Layout element annotation listing:

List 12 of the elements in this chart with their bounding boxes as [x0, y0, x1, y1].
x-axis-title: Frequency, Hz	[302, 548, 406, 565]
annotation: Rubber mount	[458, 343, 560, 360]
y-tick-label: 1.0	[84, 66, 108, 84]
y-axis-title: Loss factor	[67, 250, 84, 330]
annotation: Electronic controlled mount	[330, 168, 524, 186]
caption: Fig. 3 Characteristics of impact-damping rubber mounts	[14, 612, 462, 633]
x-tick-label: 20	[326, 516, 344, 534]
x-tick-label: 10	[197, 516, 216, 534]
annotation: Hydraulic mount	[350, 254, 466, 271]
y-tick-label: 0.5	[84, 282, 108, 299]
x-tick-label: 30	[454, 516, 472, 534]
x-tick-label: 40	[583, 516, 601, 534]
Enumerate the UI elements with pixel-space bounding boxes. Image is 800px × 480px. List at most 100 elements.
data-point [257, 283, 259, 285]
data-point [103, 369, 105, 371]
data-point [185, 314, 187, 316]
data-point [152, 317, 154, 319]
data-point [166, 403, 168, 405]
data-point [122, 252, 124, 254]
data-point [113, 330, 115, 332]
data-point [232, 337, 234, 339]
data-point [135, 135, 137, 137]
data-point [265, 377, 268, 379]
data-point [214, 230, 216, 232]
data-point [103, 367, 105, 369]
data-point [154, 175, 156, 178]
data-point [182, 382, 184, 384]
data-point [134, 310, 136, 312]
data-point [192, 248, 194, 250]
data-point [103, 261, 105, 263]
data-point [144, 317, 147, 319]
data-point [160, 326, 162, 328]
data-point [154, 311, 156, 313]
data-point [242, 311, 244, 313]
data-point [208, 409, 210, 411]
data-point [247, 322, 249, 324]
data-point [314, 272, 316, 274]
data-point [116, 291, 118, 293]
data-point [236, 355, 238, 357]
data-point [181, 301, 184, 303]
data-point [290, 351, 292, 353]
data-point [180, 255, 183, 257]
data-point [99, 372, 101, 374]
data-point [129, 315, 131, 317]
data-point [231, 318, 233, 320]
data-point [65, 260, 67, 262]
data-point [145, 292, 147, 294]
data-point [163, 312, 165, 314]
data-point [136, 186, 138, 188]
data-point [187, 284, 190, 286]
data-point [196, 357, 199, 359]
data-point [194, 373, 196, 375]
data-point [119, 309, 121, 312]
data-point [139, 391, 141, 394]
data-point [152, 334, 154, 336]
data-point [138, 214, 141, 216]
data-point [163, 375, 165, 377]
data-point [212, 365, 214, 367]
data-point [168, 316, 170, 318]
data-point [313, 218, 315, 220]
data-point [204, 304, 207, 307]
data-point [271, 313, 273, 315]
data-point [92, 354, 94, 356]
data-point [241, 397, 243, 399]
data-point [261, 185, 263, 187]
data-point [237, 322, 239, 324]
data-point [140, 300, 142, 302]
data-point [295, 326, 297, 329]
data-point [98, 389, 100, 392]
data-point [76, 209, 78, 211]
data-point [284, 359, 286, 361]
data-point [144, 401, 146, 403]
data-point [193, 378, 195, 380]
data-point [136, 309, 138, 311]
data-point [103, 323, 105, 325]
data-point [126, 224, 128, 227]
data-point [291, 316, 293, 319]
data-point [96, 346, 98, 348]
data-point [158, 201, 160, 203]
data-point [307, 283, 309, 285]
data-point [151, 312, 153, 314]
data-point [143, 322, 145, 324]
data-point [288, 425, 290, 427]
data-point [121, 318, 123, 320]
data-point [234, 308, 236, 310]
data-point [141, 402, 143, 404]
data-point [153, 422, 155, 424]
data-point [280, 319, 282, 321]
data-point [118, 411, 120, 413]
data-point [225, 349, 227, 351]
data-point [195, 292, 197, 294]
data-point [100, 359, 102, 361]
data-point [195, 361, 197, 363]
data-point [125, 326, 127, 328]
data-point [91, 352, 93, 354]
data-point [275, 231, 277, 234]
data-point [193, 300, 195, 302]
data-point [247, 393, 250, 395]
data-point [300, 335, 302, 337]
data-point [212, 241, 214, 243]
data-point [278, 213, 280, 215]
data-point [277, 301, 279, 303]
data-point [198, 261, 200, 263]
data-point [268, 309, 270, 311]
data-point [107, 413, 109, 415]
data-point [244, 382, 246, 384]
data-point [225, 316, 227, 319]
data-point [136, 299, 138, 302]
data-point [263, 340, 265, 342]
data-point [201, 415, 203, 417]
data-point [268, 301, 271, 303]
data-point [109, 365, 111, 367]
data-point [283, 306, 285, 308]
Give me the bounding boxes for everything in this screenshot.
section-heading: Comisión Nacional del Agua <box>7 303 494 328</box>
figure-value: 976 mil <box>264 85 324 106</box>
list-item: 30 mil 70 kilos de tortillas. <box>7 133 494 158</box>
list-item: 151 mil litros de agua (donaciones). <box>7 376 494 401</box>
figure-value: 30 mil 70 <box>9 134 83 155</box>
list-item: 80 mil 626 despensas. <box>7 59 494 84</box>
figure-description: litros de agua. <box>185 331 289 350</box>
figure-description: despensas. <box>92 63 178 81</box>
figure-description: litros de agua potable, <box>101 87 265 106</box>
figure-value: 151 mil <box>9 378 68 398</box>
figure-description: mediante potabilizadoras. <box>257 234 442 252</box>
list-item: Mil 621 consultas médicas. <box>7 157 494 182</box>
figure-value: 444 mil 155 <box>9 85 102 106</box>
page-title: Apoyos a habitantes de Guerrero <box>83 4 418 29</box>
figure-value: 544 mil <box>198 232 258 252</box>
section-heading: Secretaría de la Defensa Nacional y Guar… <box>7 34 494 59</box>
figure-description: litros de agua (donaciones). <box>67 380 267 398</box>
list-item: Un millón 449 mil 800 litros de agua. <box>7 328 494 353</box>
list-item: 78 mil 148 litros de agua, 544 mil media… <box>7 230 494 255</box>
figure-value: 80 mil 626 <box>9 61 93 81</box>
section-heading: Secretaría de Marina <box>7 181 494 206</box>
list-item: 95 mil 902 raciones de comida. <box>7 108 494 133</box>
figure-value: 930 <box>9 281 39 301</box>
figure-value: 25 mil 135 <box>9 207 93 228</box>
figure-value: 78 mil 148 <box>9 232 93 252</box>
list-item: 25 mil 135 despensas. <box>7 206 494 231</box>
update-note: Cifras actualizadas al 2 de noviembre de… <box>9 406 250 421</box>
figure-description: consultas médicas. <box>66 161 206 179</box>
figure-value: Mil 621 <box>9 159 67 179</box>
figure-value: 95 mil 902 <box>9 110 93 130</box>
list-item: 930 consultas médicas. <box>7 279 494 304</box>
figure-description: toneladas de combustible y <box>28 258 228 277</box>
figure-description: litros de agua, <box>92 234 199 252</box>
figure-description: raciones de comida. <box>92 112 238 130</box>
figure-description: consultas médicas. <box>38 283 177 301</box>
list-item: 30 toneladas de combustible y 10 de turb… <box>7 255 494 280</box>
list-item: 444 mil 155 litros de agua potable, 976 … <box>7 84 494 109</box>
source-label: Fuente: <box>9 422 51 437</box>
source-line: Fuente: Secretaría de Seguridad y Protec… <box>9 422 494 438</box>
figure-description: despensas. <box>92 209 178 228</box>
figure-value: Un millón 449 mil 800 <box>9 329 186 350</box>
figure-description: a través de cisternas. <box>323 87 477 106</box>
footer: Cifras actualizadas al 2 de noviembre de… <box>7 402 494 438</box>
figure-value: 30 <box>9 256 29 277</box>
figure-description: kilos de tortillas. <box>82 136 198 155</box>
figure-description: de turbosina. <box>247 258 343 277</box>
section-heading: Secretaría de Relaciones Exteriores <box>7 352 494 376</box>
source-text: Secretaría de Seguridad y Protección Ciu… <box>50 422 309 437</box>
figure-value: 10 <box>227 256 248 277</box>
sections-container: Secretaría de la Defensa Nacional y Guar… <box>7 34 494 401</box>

- Set exercise -
Extract every line of the listing above verbatim, from the first through the last.

- Result below -
List 12 of the elements in this chart with their bounding boxes as [x0, y0, x1, y1].
x-axis-title: Frequency, Hz	[302, 548, 406, 565]
annotation: Rubber mount	[458, 343, 560, 360]
y-tick-label: 1.0	[84, 66, 108, 84]
y-axis-title: Loss factor	[67, 250, 84, 330]
annotation: Electronic controlled mount	[330, 168, 524, 186]
caption: Fig. 3 Characteristics of impact-damping rubber mounts	[14, 612, 462, 633]
x-tick-label: 20	[326, 516, 344, 534]
x-tick-label: 10	[197, 516, 216, 534]
annotation: Hydraulic mount	[350, 254, 466, 271]
y-tick-label: 0.5	[84, 282, 108, 299]
x-tick-label: 30	[454, 516, 472, 534]
x-tick-label: 40	[583, 516, 601, 534]
Enumerate the UI elements with pixel-space bounding boxes. Image is 800px × 480px. List at most 100 elements.
data-point [257, 283, 259, 285]
data-point [103, 369, 105, 371]
data-point [185, 314, 187, 316]
data-point [152, 317, 154, 319]
data-point [166, 403, 168, 405]
data-point [122, 252, 124, 254]
data-point [113, 330, 115, 332]
data-point [232, 337, 234, 339]
data-point [135, 135, 137, 137]
data-point [265, 377, 268, 379]
data-point [214, 230, 216, 232]
data-point [103, 367, 105, 369]
data-point [154, 175, 156, 178]
data-point [182, 382, 184, 384]
data-point [134, 310, 136, 312]
data-point [192, 248, 194, 250]
data-point [103, 261, 105, 263]
data-point [144, 317, 147, 319]
data-point [160, 326, 162, 328]
data-point [154, 311, 156, 313]
data-point [242, 311, 244, 313]
data-point [208, 409, 210, 411]
data-point [247, 322, 249, 324]
data-point [314, 272, 316, 274]
data-point [116, 291, 118, 293]
data-point [236, 355, 238, 357]
data-point [181, 301, 184, 303]
data-point [290, 351, 292, 353]
data-point [180, 255, 183, 257]
data-point [99, 372, 101, 374]
data-point [129, 315, 131, 317]
data-point [231, 318, 233, 320]
data-point [65, 260, 67, 262]
data-point [145, 292, 147, 294]
data-point [163, 312, 165, 314]
data-point [136, 186, 138, 188]
data-point [187, 284, 190, 286]
data-point [196, 357, 199, 359]
data-point [194, 373, 196, 375]
data-point [119, 309, 121, 312]
data-point [139, 391, 141, 394]
data-point [152, 334, 154, 336]
data-point [138, 214, 141, 216]
data-point [163, 375, 165, 377]
data-point [212, 365, 214, 367]
data-point [168, 316, 170, 318]
data-point [313, 218, 315, 220]
data-point [204, 304, 207, 307]
data-point [271, 313, 273, 315]
data-point [92, 354, 94, 356]
data-point [241, 397, 243, 399]
data-point [261, 185, 263, 187]
data-point [237, 322, 239, 324]
data-point [140, 300, 142, 302]
data-point [295, 326, 297, 329]
data-point [98, 389, 100, 392]
data-point [76, 209, 78, 211]
data-point [284, 359, 286, 361]
data-point [144, 401, 146, 403]
data-point [193, 378, 195, 380]
data-point [136, 309, 138, 311]
data-point [103, 323, 105, 325]
data-point [126, 224, 128, 227]
data-point [291, 316, 293, 319]
data-point [96, 346, 98, 348]
data-point [158, 201, 160, 203]
data-point [307, 283, 309, 285]
data-point [151, 312, 153, 314]
data-point [143, 322, 145, 324]
data-point [288, 425, 290, 427]
data-point [121, 318, 123, 320]
data-point [234, 308, 236, 310]
data-point [141, 402, 143, 404]
data-point [153, 422, 155, 424]
data-point [280, 319, 282, 321]
data-point [118, 411, 120, 413]
data-point [225, 349, 227, 351]
data-point [195, 292, 197, 294]
data-point [100, 359, 102, 361]
data-point [195, 361, 197, 363]
data-point [125, 326, 127, 328]
data-point [91, 352, 93, 354]
data-point [275, 231, 277, 234]
data-point [193, 300, 195, 302]
data-point [247, 393, 250, 395]
data-point [300, 335, 302, 337]
data-point [212, 241, 214, 243]
data-point [278, 213, 280, 215]
data-point [277, 301, 279, 303]
data-point [198, 261, 200, 263]
data-point [268, 309, 270, 311]
data-point [107, 413, 109, 415]
data-point [244, 382, 246, 384]
data-point [225, 316, 227, 319]
data-point [136, 299, 138, 302]
data-point [263, 340, 265, 342]
data-point [201, 415, 203, 417]
data-point [268, 301, 271, 303]
data-point [109, 365, 111, 367]
data-point [283, 306, 285, 308]
Give me the bounding boxes for everything in this screenshot.
section-heading: Comisión Nacional del Agua <box>7 303 494 328</box>
figure-value: 976 mil <box>264 85 324 106</box>
list-item: 30 mil 70 kilos de tortillas. <box>7 133 494 158</box>
list-item: 151 mil litros de agua (donaciones). <box>7 376 494 401</box>
figure-value: 30 mil 70 <box>9 134 83 155</box>
list-item: 80 mil 626 despensas. <box>7 59 494 84</box>
figure-description: litros de agua. <box>185 331 289 350</box>
figure-description: despensas. <box>92 63 178 81</box>
figure-description: litros de agua potable, <box>101 87 265 106</box>
figure-value: 151 mil <box>9 378 68 398</box>
figure-description: mediante potabilizadoras. <box>257 234 442 252</box>
list-item: Mil 621 consultas médicas. <box>7 157 494 182</box>
figure-value: 444 mil 155 <box>9 85 102 106</box>
page-title: Apoyos a habitantes de Guerrero <box>83 4 418 29</box>
figure-value: 544 mil <box>198 232 258 252</box>
section-heading: Secretaría de la Defensa Nacional y Guar… <box>7 34 494 59</box>
figure-description: litros de agua (donaciones). <box>67 380 267 398</box>
list-item: Un millón 449 mil 800 litros de agua. <box>7 328 494 353</box>
list-item: 78 mil 148 litros de agua, 544 mil media… <box>7 230 494 255</box>
figure-value: 80 mil 626 <box>9 61 93 81</box>
section-heading: Secretaría de Marina <box>7 181 494 206</box>
list-item: 95 mil 902 raciones de comida. <box>7 108 494 133</box>
figure-value: 930 <box>9 281 39 301</box>
figure-value: 25 mil 135 <box>9 207 93 228</box>
figure-value: 78 mil 148 <box>9 232 93 252</box>
list-item: 25 mil 135 despensas. <box>7 206 494 231</box>
update-note: Cifras actualizadas al 2 de noviembre de… <box>9 406 250 421</box>
figure-description: consultas médicas. <box>66 161 206 179</box>
figure-value: Mil 621 <box>9 159 67 179</box>
figure-value: 95 mil 902 <box>9 110 93 130</box>
list-item: 930 consultas médicas. <box>7 279 494 304</box>
figure-description: toneladas de combustible y <box>28 258 228 277</box>
figure-description: litros de agua, <box>92 234 199 252</box>
figure-description: raciones de comida. <box>92 112 238 130</box>
figure-description: consultas médicas. <box>38 283 177 301</box>
list-item: 30 toneladas de combustible y 10 de turb… <box>7 255 494 280</box>
list-item: 444 mil 155 litros de agua potable, 976 … <box>7 84 494 109</box>
source-label: Fuente: <box>9 422 51 437</box>
source-line: Fuente: Secretaría de Seguridad y Protec… <box>9 422 494 438</box>
figure-description: despensas. <box>92 209 178 228</box>
figure-value: Un millón 449 mil 800 <box>9 329 186 350</box>
figure-description: a través de cisternas. <box>323 87 477 106</box>
footer: Cifras actualizadas al 2 de noviembre de… <box>7 402 494 438</box>
figure-value: 30 <box>9 256 29 277</box>
figure-description: kilos de tortillas. <box>82 136 198 155</box>
figure-description: de turbosina. <box>247 258 343 277</box>
section-heading: Secretaría de Relaciones Exteriores <box>7 352 494 376</box>
source-text: Secretaría de Seguridad y Protección Ciu… <box>50 422 309 437</box>
figure-value: 10 <box>227 256 248 277</box>
sections-container: Secretaría de la Defensa Nacional y Guar… <box>7 34 494 401</box>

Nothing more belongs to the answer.